Copy every line of the items below word for word, leaving out the pictures.

Layout element entries

- - - -

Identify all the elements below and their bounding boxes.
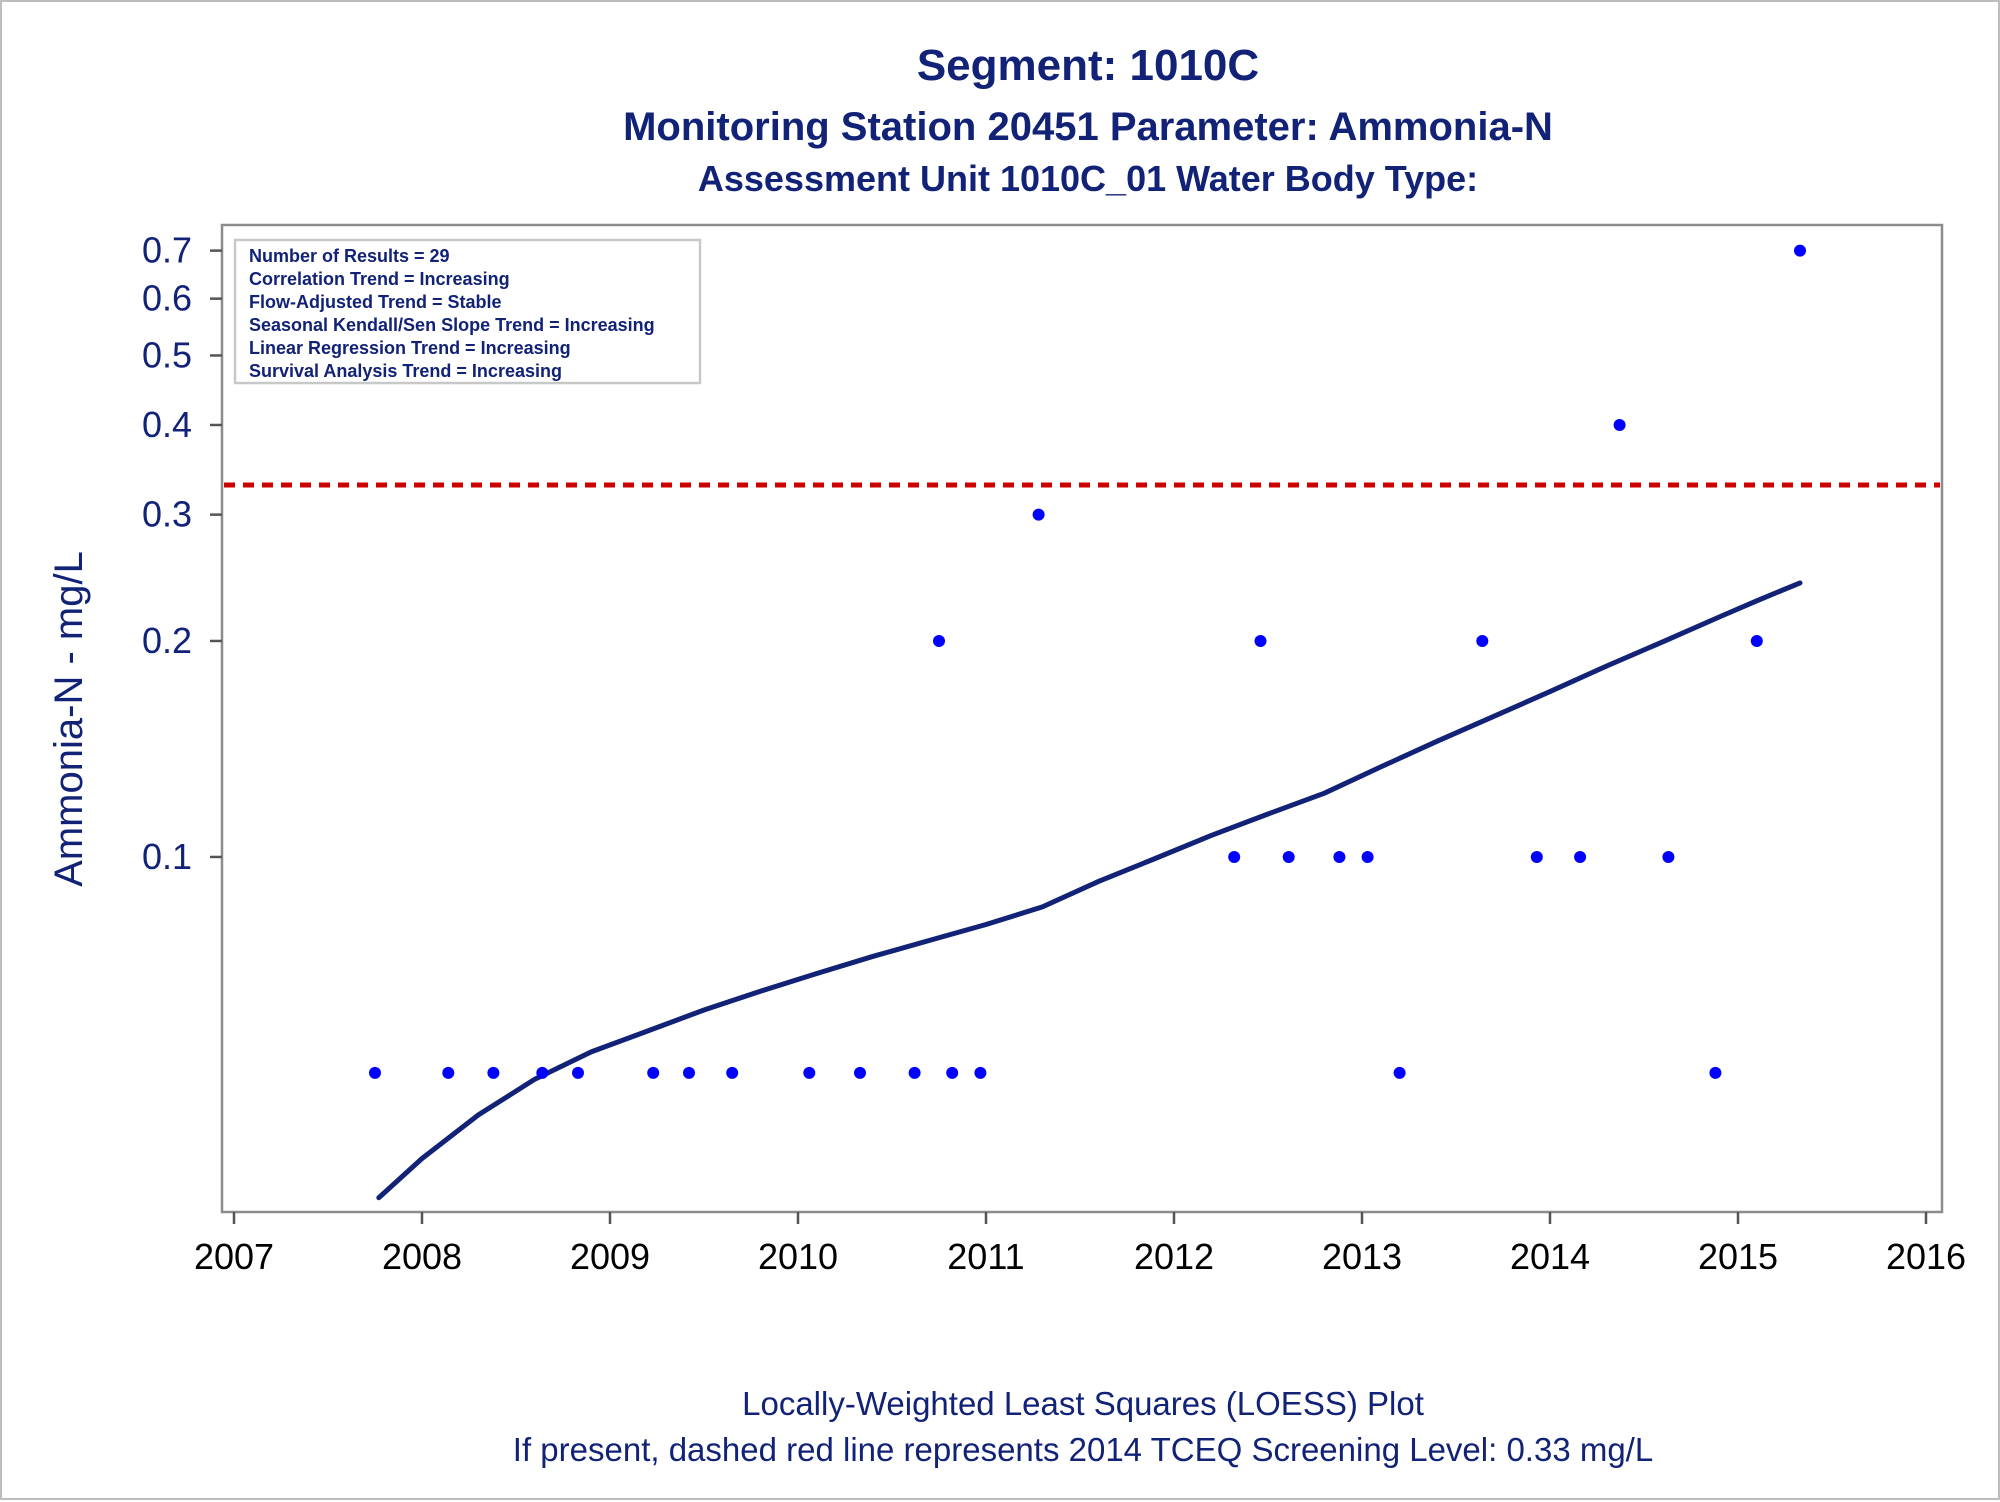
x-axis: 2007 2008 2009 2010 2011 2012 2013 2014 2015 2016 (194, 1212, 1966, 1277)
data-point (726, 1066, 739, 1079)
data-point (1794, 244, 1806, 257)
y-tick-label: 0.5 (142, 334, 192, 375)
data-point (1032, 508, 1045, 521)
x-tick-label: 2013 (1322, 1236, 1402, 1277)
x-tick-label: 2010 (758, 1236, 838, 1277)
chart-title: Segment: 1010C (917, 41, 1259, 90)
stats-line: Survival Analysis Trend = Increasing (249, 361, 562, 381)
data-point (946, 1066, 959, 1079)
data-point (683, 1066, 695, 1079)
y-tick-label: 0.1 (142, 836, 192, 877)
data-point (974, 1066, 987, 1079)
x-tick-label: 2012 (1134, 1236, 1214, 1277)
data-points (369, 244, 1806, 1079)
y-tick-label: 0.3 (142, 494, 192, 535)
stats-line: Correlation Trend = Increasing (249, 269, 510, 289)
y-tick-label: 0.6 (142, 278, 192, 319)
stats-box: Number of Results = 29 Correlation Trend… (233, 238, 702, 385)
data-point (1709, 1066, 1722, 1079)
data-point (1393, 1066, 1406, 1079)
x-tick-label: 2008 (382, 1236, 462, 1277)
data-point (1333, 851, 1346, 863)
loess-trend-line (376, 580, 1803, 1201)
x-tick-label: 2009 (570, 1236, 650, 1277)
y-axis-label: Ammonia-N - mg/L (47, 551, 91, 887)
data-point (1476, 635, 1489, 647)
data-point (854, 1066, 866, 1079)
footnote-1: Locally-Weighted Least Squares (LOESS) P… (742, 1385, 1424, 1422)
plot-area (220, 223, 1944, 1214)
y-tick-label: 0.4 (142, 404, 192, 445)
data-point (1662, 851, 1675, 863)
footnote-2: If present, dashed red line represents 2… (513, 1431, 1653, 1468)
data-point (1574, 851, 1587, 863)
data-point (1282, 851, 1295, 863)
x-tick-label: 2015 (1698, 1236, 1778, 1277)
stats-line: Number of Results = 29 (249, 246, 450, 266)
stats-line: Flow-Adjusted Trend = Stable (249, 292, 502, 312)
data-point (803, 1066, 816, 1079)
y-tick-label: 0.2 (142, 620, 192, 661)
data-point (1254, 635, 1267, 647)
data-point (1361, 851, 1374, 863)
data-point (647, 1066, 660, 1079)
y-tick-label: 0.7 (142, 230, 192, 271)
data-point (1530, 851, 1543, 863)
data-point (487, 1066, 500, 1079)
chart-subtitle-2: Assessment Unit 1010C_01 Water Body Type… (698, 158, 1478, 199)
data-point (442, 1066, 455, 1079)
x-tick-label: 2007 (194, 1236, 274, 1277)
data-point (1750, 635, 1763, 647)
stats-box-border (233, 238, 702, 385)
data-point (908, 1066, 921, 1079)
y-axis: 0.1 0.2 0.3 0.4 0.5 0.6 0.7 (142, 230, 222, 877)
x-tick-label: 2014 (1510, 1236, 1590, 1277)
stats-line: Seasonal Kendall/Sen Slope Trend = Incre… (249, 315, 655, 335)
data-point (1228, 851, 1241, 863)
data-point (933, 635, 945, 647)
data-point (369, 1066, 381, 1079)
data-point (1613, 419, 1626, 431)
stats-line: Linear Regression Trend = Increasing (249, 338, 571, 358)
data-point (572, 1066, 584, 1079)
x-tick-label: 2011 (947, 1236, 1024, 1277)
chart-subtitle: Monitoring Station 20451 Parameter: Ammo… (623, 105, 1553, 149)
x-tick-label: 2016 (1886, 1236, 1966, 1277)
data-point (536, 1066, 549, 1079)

- - - -

## Result of the exercise
Identify all the elements below and their bounding boxes.
x-axis: 2007 2008 2009 2010 2011 2012 2013 2014 2015 2016 (194, 1212, 1966, 1277)
data-point (726, 1066, 739, 1079)
data-point (1794, 244, 1806, 257)
y-tick-label: 0.5 (142, 334, 192, 375)
data-point (1032, 508, 1045, 521)
x-tick-label: 2013 (1322, 1236, 1402, 1277)
x-tick-label: 2010 (758, 1236, 838, 1277)
chart-title: Segment: 1010C (917, 41, 1259, 90)
stats-line: Survival Analysis Trend = Increasing (249, 361, 562, 381)
data-point (946, 1066, 959, 1079)
data-point (683, 1066, 695, 1079)
y-tick-label: 0.1 (142, 836, 192, 877)
data-point (974, 1066, 987, 1079)
x-tick-label: 2012 (1134, 1236, 1214, 1277)
data-points (369, 244, 1806, 1079)
y-tick-label: 0.3 (142, 494, 192, 535)
stats-line: Correlation Trend = Increasing (249, 269, 510, 289)
y-tick-label: 0.6 (142, 278, 192, 319)
stats-box: Number of Results = 29 Correlation Trend… (233, 238, 702, 385)
data-point (1709, 1066, 1722, 1079)
data-point (1393, 1066, 1406, 1079)
x-tick-label: 2008 (382, 1236, 462, 1277)
data-point (1333, 851, 1346, 863)
loess-trend-line (376, 580, 1803, 1201)
x-tick-label: 2009 (570, 1236, 650, 1277)
y-axis-label: Ammonia-N - mg/L (47, 551, 91, 887)
data-point (1476, 635, 1489, 647)
data-point (854, 1066, 866, 1079)
footnote-1: Locally-Weighted Least Squares (LOESS) P… (742, 1385, 1424, 1422)
plot-area (220, 223, 1944, 1214)
y-tick-label: 0.4 (142, 404, 192, 445)
data-point (1662, 851, 1675, 863)
footnote-2: If present, dashed red line represents 2… (513, 1431, 1653, 1468)
data-point (1574, 851, 1587, 863)
data-point (1282, 851, 1295, 863)
x-tick-label: 2015 (1698, 1236, 1778, 1277)
stats-line: Number of Results = 29 (249, 246, 450, 266)
stats-line: Flow-Adjusted Trend = Stable (249, 292, 502, 312)
data-point (803, 1066, 816, 1079)
y-tick-label: 0.2 (142, 620, 192, 661)
data-point (1254, 635, 1267, 647)
data-point (1361, 851, 1374, 863)
data-point (647, 1066, 660, 1079)
y-tick-label: 0.7 (142, 230, 192, 271)
data-point (1530, 851, 1543, 863)
data-point (487, 1066, 500, 1079)
chart-subtitle-2: Assessment Unit 1010C_01 Water Body Type… (698, 158, 1478, 199)
data-point (442, 1066, 455, 1079)
x-tick-label: 2007 (194, 1236, 274, 1277)
data-point (1750, 635, 1763, 647)
stats-box-border (233, 238, 702, 385)
data-point (908, 1066, 921, 1079)
y-axis: 0.1 0.2 0.3 0.4 0.5 0.6 0.7 (142, 230, 222, 877)
x-tick-label: 2014 (1510, 1236, 1590, 1277)
stats-line: Seasonal Kendall/Sen Slope Trend = Incre… (249, 315, 655, 335)
data-point (1228, 851, 1241, 863)
data-point (933, 635, 945, 647)
data-point (369, 1066, 381, 1079)
data-point (1613, 419, 1626, 431)
stats-line: Linear Regression Trend = Increasing (249, 338, 571, 358)
data-point (572, 1066, 584, 1079)
x-tick-label: 2011 (947, 1236, 1024, 1277)
chart-subtitle: Monitoring Station 20451 Parameter: Ammo… (623, 105, 1553, 149)
x-tick-label: 2016 (1886, 1236, 1966, 1277)
data-point (536, 1066, 549, 1079)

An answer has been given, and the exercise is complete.